[start Given information]

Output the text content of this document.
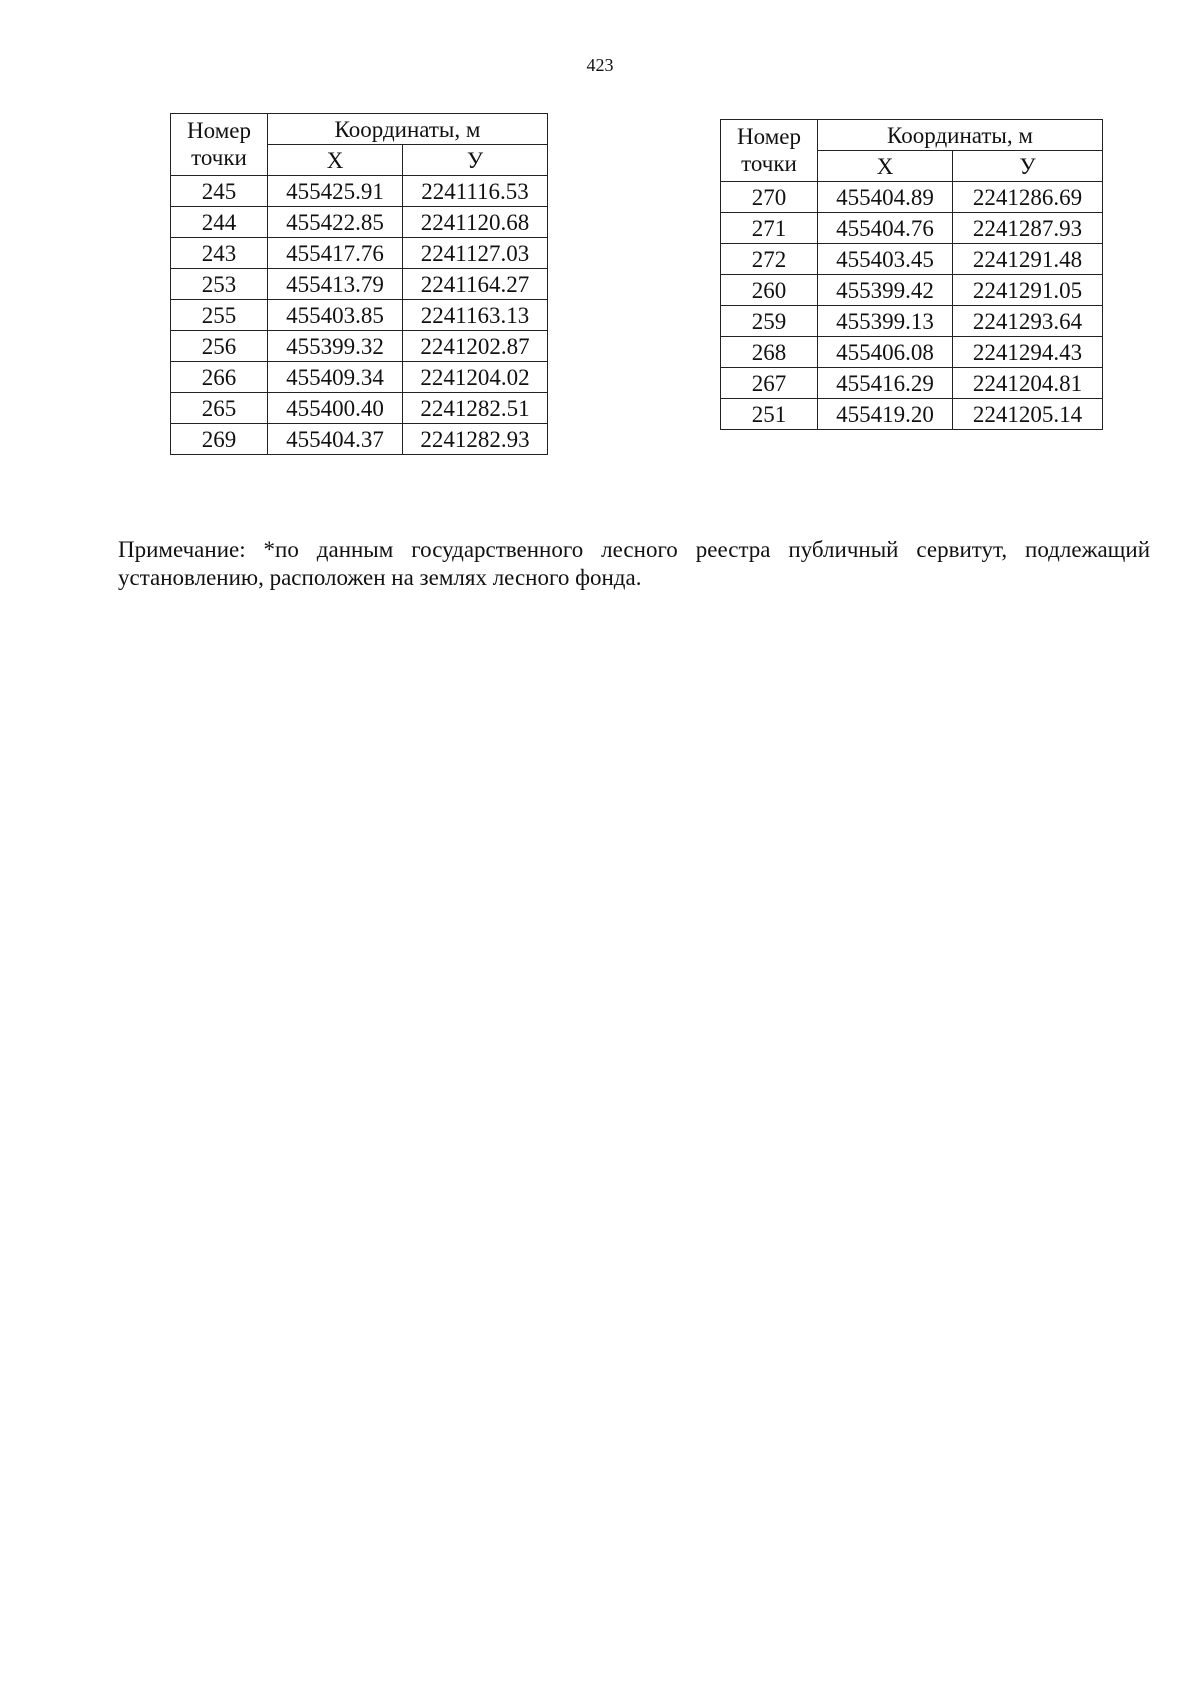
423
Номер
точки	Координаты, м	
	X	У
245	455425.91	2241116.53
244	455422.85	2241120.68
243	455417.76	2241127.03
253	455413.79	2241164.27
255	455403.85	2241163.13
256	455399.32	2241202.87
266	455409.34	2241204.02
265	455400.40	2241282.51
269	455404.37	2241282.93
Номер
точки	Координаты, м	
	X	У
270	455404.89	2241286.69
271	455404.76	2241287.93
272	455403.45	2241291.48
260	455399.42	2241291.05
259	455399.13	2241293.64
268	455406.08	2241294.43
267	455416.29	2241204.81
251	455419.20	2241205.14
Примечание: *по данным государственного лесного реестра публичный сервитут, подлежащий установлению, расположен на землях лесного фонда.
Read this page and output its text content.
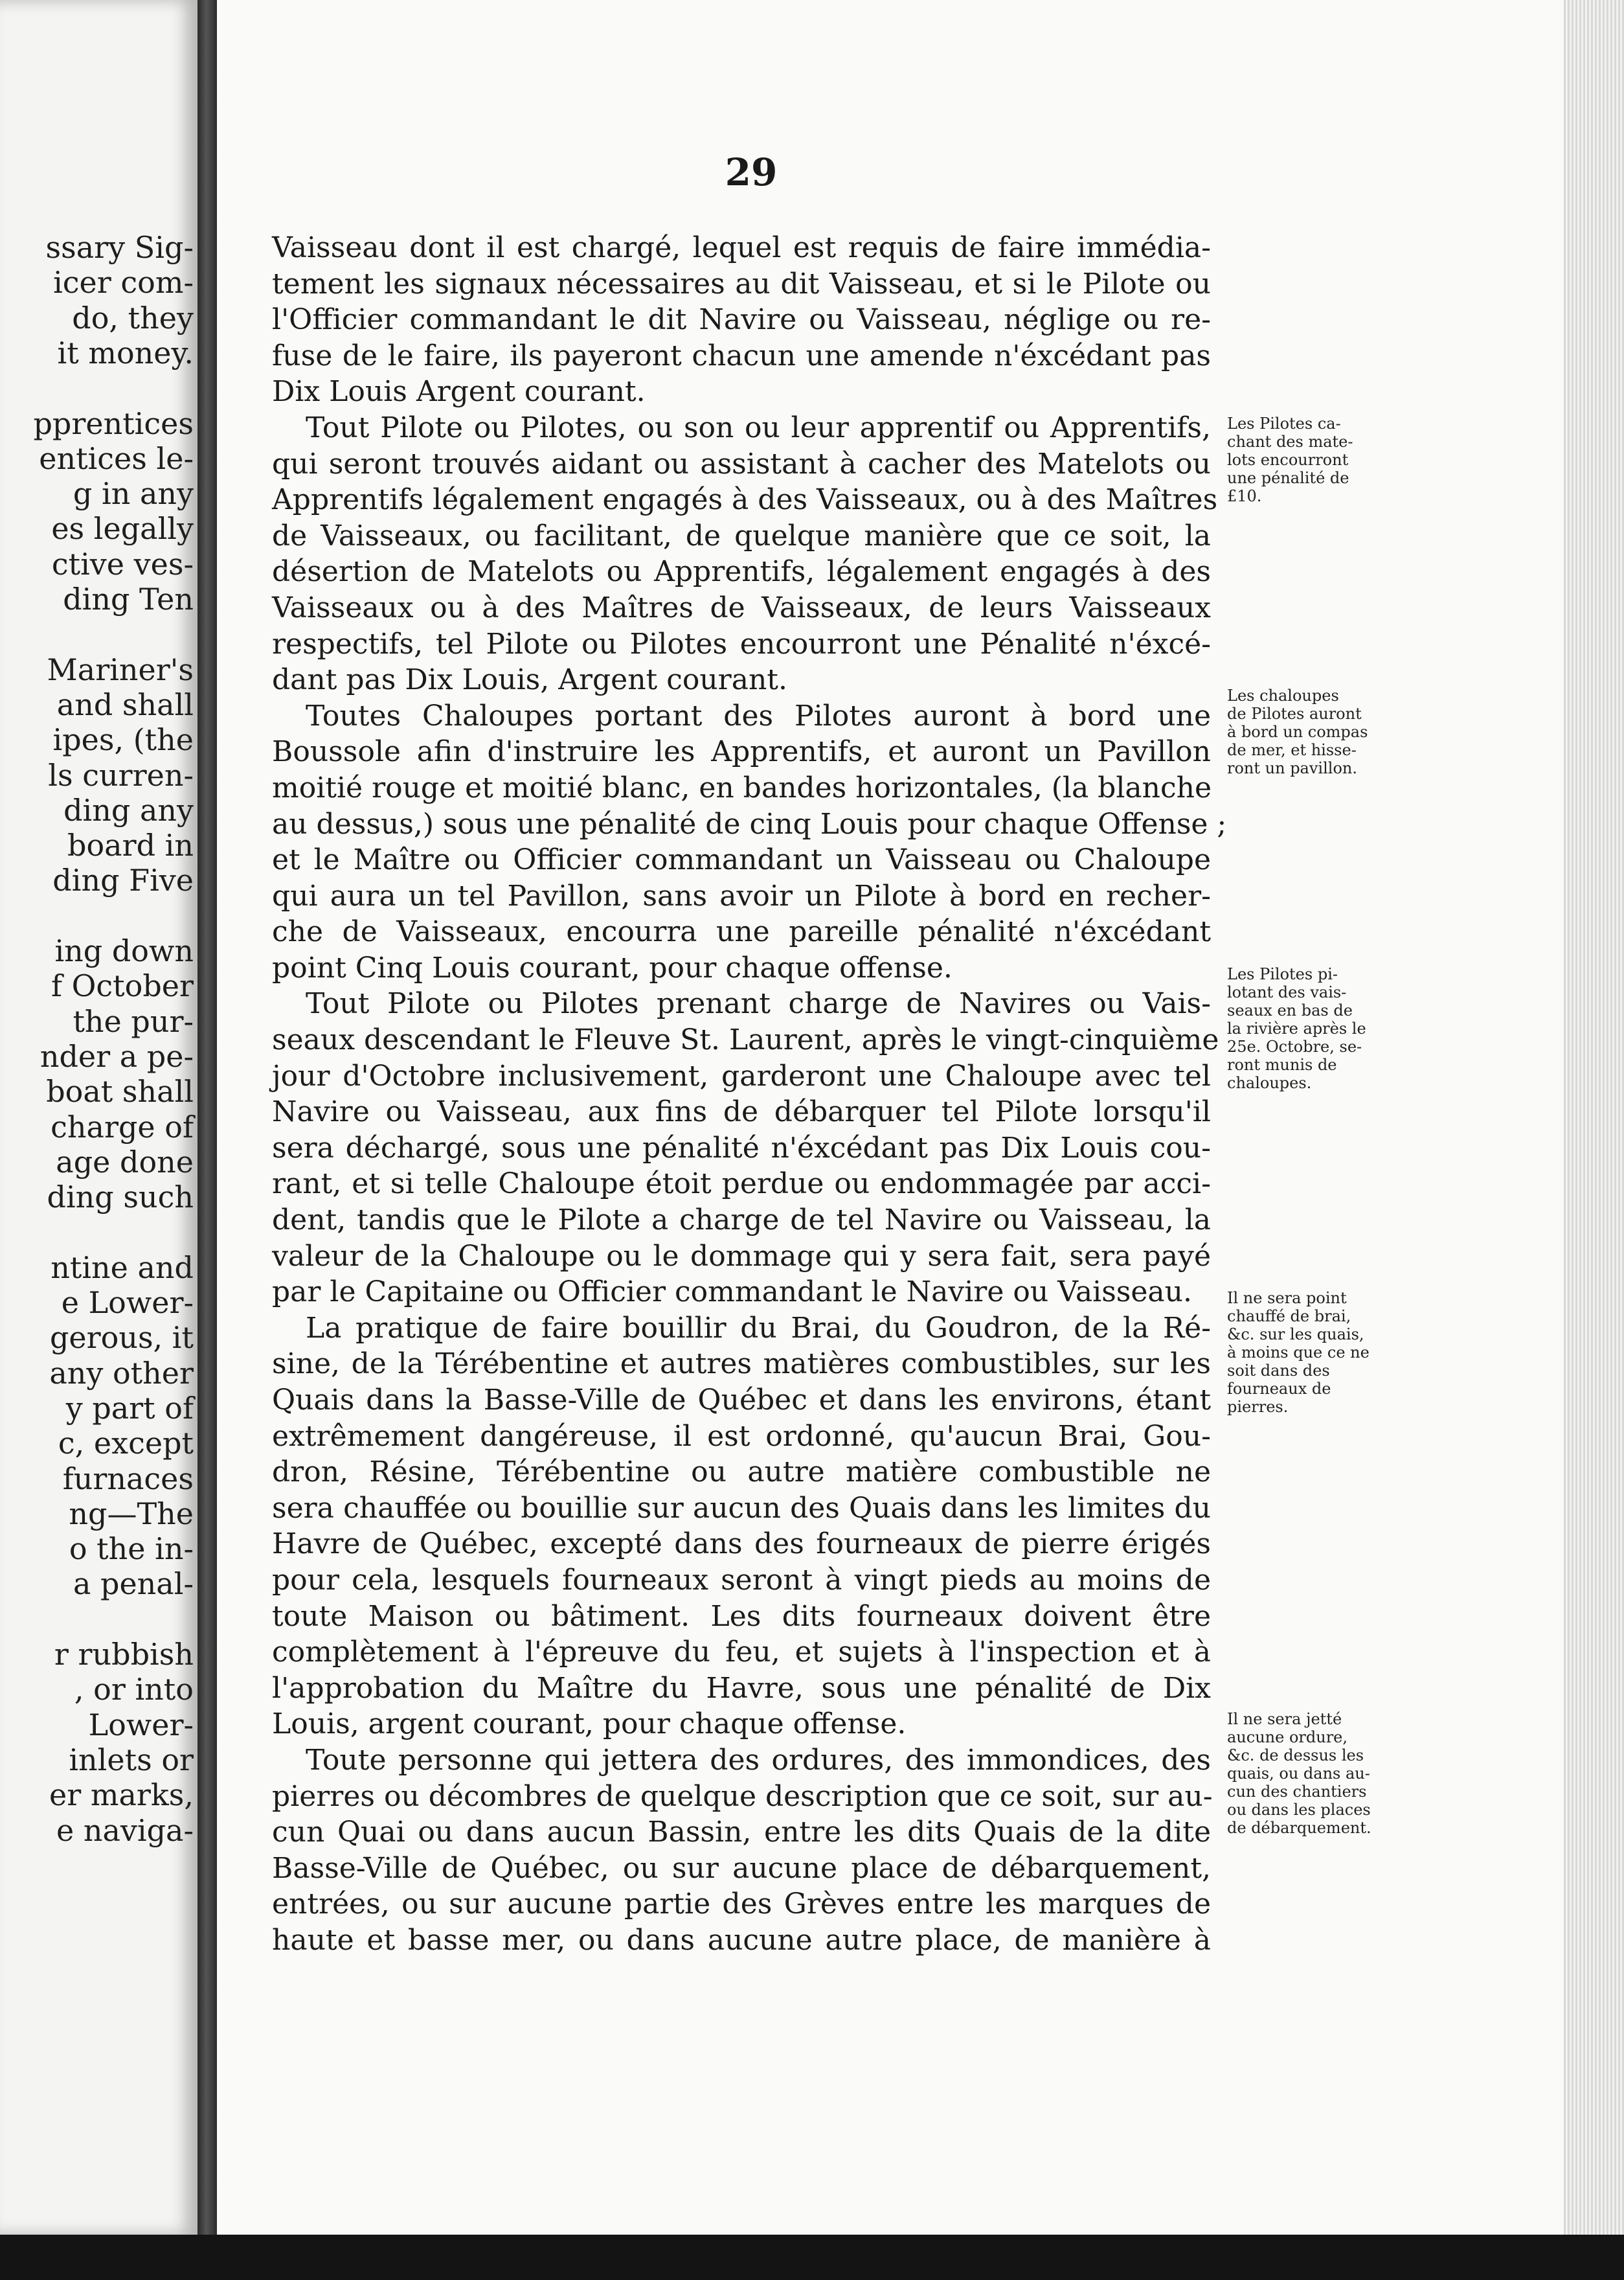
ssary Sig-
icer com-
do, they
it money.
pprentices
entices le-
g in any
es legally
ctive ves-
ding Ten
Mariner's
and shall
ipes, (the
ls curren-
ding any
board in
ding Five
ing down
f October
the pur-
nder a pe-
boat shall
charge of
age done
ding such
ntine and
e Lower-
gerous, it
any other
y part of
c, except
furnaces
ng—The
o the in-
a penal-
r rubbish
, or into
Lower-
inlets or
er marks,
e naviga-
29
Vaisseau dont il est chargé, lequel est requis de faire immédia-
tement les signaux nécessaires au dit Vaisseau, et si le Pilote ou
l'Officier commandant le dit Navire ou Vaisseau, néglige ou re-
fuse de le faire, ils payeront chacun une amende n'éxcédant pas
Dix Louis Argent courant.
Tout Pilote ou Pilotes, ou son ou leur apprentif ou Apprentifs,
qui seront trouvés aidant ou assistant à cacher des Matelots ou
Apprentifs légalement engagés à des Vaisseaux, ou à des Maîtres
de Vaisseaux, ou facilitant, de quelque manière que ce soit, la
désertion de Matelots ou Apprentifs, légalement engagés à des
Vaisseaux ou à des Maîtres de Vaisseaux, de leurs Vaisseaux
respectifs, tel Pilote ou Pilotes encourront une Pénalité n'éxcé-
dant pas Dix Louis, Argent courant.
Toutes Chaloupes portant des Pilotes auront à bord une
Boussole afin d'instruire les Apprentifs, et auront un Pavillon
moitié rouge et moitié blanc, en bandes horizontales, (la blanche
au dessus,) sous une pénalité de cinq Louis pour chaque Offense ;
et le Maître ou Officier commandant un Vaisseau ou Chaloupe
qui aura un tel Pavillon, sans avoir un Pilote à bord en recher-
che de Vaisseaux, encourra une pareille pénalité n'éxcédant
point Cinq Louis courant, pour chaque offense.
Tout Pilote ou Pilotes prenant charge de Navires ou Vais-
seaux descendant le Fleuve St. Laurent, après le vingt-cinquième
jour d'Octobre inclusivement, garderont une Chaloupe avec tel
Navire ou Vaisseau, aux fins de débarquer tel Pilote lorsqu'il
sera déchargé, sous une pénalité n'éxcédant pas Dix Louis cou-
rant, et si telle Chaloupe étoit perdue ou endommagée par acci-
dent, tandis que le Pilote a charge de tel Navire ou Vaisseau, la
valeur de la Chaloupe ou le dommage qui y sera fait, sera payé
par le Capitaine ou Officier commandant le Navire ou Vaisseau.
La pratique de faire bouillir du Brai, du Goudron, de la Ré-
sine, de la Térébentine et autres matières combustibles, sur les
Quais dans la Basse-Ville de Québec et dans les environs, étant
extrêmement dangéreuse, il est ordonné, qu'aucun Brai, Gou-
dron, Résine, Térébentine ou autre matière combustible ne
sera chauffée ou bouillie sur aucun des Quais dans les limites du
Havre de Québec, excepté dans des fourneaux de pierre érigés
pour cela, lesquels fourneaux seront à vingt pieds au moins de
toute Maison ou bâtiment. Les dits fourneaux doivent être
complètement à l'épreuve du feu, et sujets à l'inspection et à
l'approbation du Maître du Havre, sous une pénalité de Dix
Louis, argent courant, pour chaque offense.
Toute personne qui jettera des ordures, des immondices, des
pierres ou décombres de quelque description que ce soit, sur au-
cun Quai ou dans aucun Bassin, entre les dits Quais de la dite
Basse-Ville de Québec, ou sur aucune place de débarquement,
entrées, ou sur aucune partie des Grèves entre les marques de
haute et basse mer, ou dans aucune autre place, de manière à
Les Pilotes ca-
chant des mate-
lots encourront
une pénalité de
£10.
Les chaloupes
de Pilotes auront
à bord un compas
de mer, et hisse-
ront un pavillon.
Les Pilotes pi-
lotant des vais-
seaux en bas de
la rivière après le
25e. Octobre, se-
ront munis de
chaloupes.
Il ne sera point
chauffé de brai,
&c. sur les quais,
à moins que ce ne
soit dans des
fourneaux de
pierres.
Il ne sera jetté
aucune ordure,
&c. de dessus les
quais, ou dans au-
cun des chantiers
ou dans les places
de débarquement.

[end Given information]

## The task
Make an exact copy of all entries above, dropping the images.

## Written solution
Output the text content of this document.
423
Номер
точки	Координаты, м	
	X	У
245	455425.91	2241116.53
244	455422.85	2241120.68
243	455417.76	2241127.03
253	455413.79	2241164.27
255	455403.85	2241163.13
256	455399.32	2241202.87
266	455409.34	2241204.02
265	455400.40	2241282.51
269	455404.37	2241282.93
Номер
точки	Координаты, м	
	X	У
270	455404.89	2241286.69
271	455404.76	2241287.93
272	455403.45	2241291.48
260	455399.42	2241291.05
259	455399.13	2241293.64
268	455406.08	2241294.43
267	455416.29	2241204.81
251	455419.20	2241205.14
Примечание: *по данным государственного лесного реестра публичный сервитут, подлежащий установлению, расположен на землях лесного фонда.
Read this page and output its text content.
ssary Sig-
icer com-
do, they
it money.
pprentices
entices le-
g in any
es legally
ctive ves-
ding Ten
Mariner's
and shall
ipes, (the
ls curren-
ding any
board in
ding Five
ing down
f October
the pur-
nder a pe-
boat shall
charge of
age done
ding such
ntine and
e Lower-
gerous, it
any other
y part of
c, except
furnaces
ng—The
o the in-
a penal-
r rubbish
, or into
Lower-
inlets or
er marks,
e naviga-
29
Vaisseau dont il est chargé, lequel est requis de faire immédia-
tement les signaux nécessaires au dit Vaisseau, et si le Pilote ou
l'Officier commandant le dit Navire ou Vaisseau, néglige ou re-
fuse de le faire, ils payeront chacun une amende n'éxcédant pas
Dix Louis Argent courant.
Tout Pilote ou Pilotes, ou son ou leur apprentif ou Apprentifs,
qui seront trouvés aidant ou assistant à cacher des Matelots ou
Apprentifs légalement engagés à des Vaisseaux, ou à des Maîtres
de Vaisseaux, ou facilitant, de quelque manière que ce soit, la
désertion de Matelots ou Apprentifs, légalement engagés à des
Vaisseaux ou à des Maîtres de Vaisseaux, de leurs Vaisseaux
respectifs, tel Pilote ou Pilotes encourront une Pénalité n'éxcé-
dant pas Dix Louis, Argent courant.
Toutes Chaloupes portant des Pilotes auront à bord une
Boussole afin d'instruire les Apprentifs, et auront un Pavillon
moitié rouge et moitié blanc, en bandes horizontales, (la blanche
au dessus,) sous une pénalité de cinq Louis pour chaque Offense ;
et le Maître ou Officier commandant un Vaisseau ou Chaloupe
qui aura un tel Pavillon, sans avoir un Pilote à bord en recher-
che de Vaisseaux, encourra une pareille pénalité n'éxcédant
point Cinq Louis courant, pour chaque offense.
Tout Pilote ou Pilotes prenant charge de Navires ou Vais-
seaux descendant le Fleuve St. Laurent, après le vingt-cinquième
jour d'Octobre inclusivement, garderont une Chaloupe avec tel
Navire ou Vaisseau, aux fins de débarquer tel Pilote lorsqu'il
sera déchargé, sous une pénalité n'éxcédant pas Dix Louis cou-
rant, et si telle Chaloupe étoit perdue ou endommagée par acci-
dent, tandis que le Pilote a charge de tel Navire ou Vaisseau, la
valeur de la Chaloupe ou le dommage qui y sera fait, sera payé
par le Capitaine ou Officier commandant le Navire ou Vaisseau.
La pratique de faire bouillir du Brai, du Goudron, de la Ré-
sine, de la Térébentine et autres matières combustibles, sur les
Quais dans la Basse-Ville de Québec et dans les environs, étant
extrêmement dangéreuse, il est ordonné, qu'aucun Brai, Gou-
dron, Résine, Térébentine ou autre matière combustible ne
sera chauffée ou bouillie sur aucun des Quais dans les limites du
Havre de Québec, excepté dans des fourneaux de pierre érigés
pour cela, lesquels fourneaux seront à vingt pieds au moins de
toute Maison ou bâtiment. Les dits fourneaux doivent être
complètement à l'épreuve du feu, et sujets à l'inspection et à
l'approbation du Maître du Havre, sous une pénalité de Dix
Louis, argent courant, pour chaque offense.
Toute personne qui jettera des ordures, des immondices, des
pierres ou décombres de quelque description que ce soit, sur au-
cun Quai ou dans aucun Bassin, entre les dits Quais de la dite
Basse-Ville de Québec, ou sur aucune place de débarquement,
entrées, ou sur aucune partie des Grèves entre les marques de
haute et basse mer, ou dans aucune autre place, de manière à
Les Pilotes ca-
chant des mate-
lots encourront
une pénalité de
£10.
Les chaloupes
de Pilotes auront
à bord un compas
de mer, et hisse-
ront un pavillon.
Les Pilotes pi-
lotant des vais-
seaux en bas de
la rivière après le
25e. Octobre, se-
ront munis de
chaloupes.
Il ne sera point
chauffé de brai,
&c. sur les quais,
à moins que ce ne
soit dans des
fourneaux de
pierres.
Il ne sera jetté
aucune ordure,
&c. de dessus les
quais, ou dans au-
cun des chantiers
ou dans les places
de débarquement.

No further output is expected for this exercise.